(SOURCE MATERIAL):
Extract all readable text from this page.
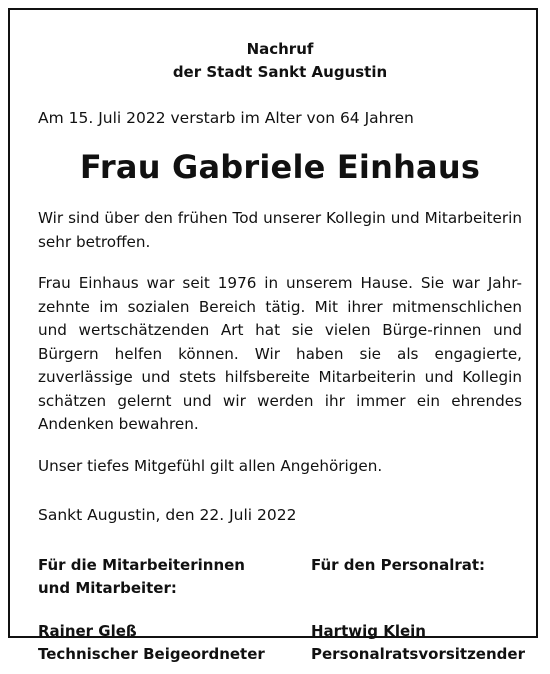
Nachruf
der Stadt Sankt Augustin
Am 15. Juli 2022 verstarb im Alter von 64 Jahren
Frau Gabriele Einhaus
Wir sind über den frühen Tod unserer Kollegin und Mitarbeiterin sehr betroffen.
Frau Einhaus war seit 1976 in unserem Hause. Sie war Jahr-zehnte im sozialen Bereich tätig. Mit ihrer mitmenschlichen und wertschätzenden Art hat sie vielen Bürge-rinnen und Bürgern helfen können. Wir haben sie als engagierte, zuverlässige und stets hilfsbereite Mitarbeiterin und Kollegin schätzen gelernt und wir werden ihr immer ein ehrendes Andenken bewahren.
Unser tiefes Mitgefühl gilt allen Angehörigen.
Sankt Augustin, den 22. Juli 2022
Für die Mitarbeiterinnen
und Mitarbeiter:
Rainer Gleß
Technischer Beigeordneter
Für den Personalrat:
Hartwig Klein
Personalratsvorsitzender
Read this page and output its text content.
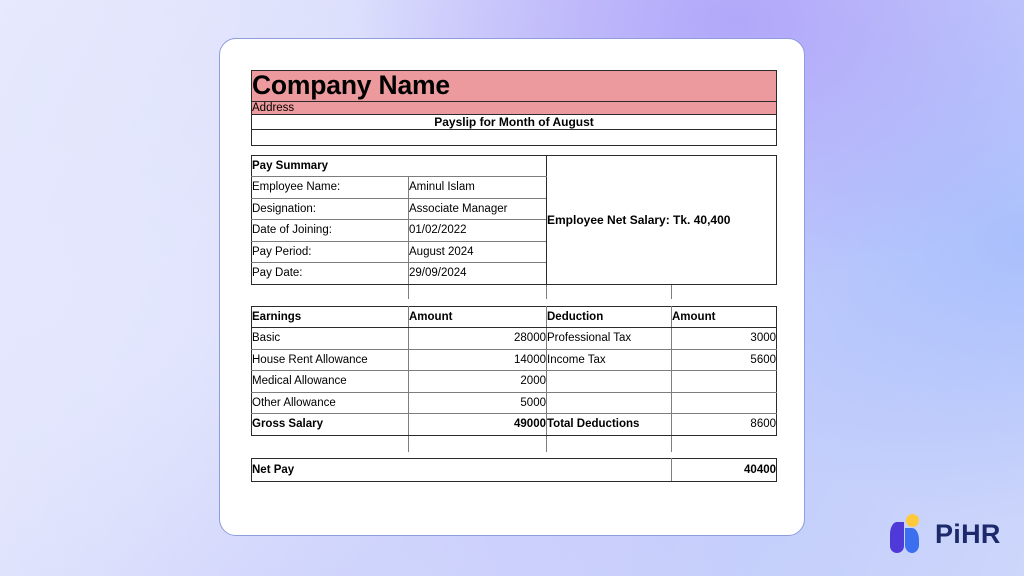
Company Name			
Address			
Payslip for Month of August			

Pay Summary		Employee Net Salary: Tk. 40,400	
Employee Name:	Aminul Islam		
Designation:	Associate Manager		
Date of Joining:	01/02/2022		
Pay Period:	August 2024		
Pay Date:	29/09/2024		

Earnings	Amount	Deduction	Amount
Basic	28000	Professional Tax	3000
House Rent Allowance	14000	Income Tax	5600
Medical Allowance	2000		
Other Allowance	5000		
Gross Salary	49000	Total Deductions	8600

Net Pay			40400
PiHR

(PROBLEM TO WORK ON):
Copy out all of the data word for word. Do not carry over any picture.

(WORKED SOLUTION):
Extract all readable text from this page.
Nachruf
der Stadt Sankt Augustin
Am 15. Juli 2022 verstarb im Alter von 64 Jahren
Frau Gabriele Einhaus
Wir sind über den frühen Tod unserer Kollegin und Mitarbeiterin sehr betroffen.
Frau Einhaus war seit 1976 in unserem Hause. Sie war Jahr-zehnte im sozialen Bereich tätig. Mit ihrer mitmenschlichen und wertschätzenden Art hat sie vielen Bürge-rinnen und Bürgern helfen können. Wir haben sie als engagierte, zuverlässige und stets hilfsbereite Mitarbeiterin und Kollegin schätzen gelernt und wir werden ihr immer ein ehrendes Andenken bewahren.
Unser tiefes Mitgefühl gilt allen Angehörigen.
Sankt Augustin, den 22. Juli 2022
Für die Mitarbeiterinnen
und Mitarbeiter:
Rainer Gleß
Technischer Beigeordneter
Für den Personalrat:
Hartwig Klein
Personalratsvorsitzender
Read this page and output its text content.
Company Name			
Address			
Payslip for Month of August			

Pay Summary		Employee Net Salary: Tk. 40,400	
Employee Name:	Aminul Islam		
Designation:	Associate Manager		
Date of Joining:	01/02/2022		
Pay Period:	August 2024		
Pay Date:	29/09/2024		

Earnings	Amount	Deduction	Amount
Basic	28000	Professional Tax	3000
House Rent Allowance	14000	Income Tax	5600
Medical Allowance	2000		
Other Allowance	5000		
Gross Salary	49000	Total Deductions	8600

Net Pay			40400
PiHR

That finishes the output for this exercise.